▶ AVAILABLE RECORDS
####
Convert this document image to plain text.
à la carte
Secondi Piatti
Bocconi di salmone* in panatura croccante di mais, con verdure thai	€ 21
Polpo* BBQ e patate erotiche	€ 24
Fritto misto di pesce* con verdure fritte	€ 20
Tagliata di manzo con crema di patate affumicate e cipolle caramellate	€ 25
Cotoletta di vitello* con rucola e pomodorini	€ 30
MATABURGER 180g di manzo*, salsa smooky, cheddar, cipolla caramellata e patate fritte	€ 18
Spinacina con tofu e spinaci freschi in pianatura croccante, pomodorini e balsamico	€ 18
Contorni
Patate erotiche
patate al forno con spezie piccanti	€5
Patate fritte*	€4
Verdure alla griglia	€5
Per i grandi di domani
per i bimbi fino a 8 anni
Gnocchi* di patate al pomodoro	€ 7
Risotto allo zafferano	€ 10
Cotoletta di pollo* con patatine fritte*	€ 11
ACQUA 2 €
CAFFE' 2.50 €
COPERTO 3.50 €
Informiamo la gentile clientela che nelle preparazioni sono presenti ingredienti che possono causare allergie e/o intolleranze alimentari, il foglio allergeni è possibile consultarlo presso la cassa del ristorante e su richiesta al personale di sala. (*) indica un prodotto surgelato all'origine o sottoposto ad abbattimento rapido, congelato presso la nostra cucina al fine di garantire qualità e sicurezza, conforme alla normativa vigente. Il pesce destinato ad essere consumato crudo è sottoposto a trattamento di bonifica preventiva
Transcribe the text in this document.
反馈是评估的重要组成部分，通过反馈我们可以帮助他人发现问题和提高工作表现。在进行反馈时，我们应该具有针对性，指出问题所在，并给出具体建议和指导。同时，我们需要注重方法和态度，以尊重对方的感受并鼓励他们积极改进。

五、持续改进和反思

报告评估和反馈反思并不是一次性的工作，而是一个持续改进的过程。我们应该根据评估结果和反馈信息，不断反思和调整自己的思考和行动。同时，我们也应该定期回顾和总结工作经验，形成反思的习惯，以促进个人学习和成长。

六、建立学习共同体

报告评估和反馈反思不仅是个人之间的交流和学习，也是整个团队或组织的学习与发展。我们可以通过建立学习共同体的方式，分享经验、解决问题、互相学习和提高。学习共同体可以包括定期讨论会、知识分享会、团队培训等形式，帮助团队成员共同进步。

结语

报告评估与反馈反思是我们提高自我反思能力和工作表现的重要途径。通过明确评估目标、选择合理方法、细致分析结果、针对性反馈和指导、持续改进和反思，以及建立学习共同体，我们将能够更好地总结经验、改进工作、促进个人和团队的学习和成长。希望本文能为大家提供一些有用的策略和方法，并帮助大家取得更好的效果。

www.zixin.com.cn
####
▶ WORK INSTRUCTIONS
Pull out each line containing the word "持续改进和反思" and copy it.

▶ RESPONSE TO THIS EXERCISE
五、持续改进和反思
报告评估与反馈反思是我们提高自我反思能力和工作表现的重要途径。通过明确评估目标、选择合理方法、细致分析结果、针对性反馈和指导、持续改进和反思，以及建立学习共同体，我们将能够更好地总结经验、改进工作、促进个人和团队的学习和成长。希望本文能为大家提供一些有用的策略和方法，并帮助大家取得更好的效果。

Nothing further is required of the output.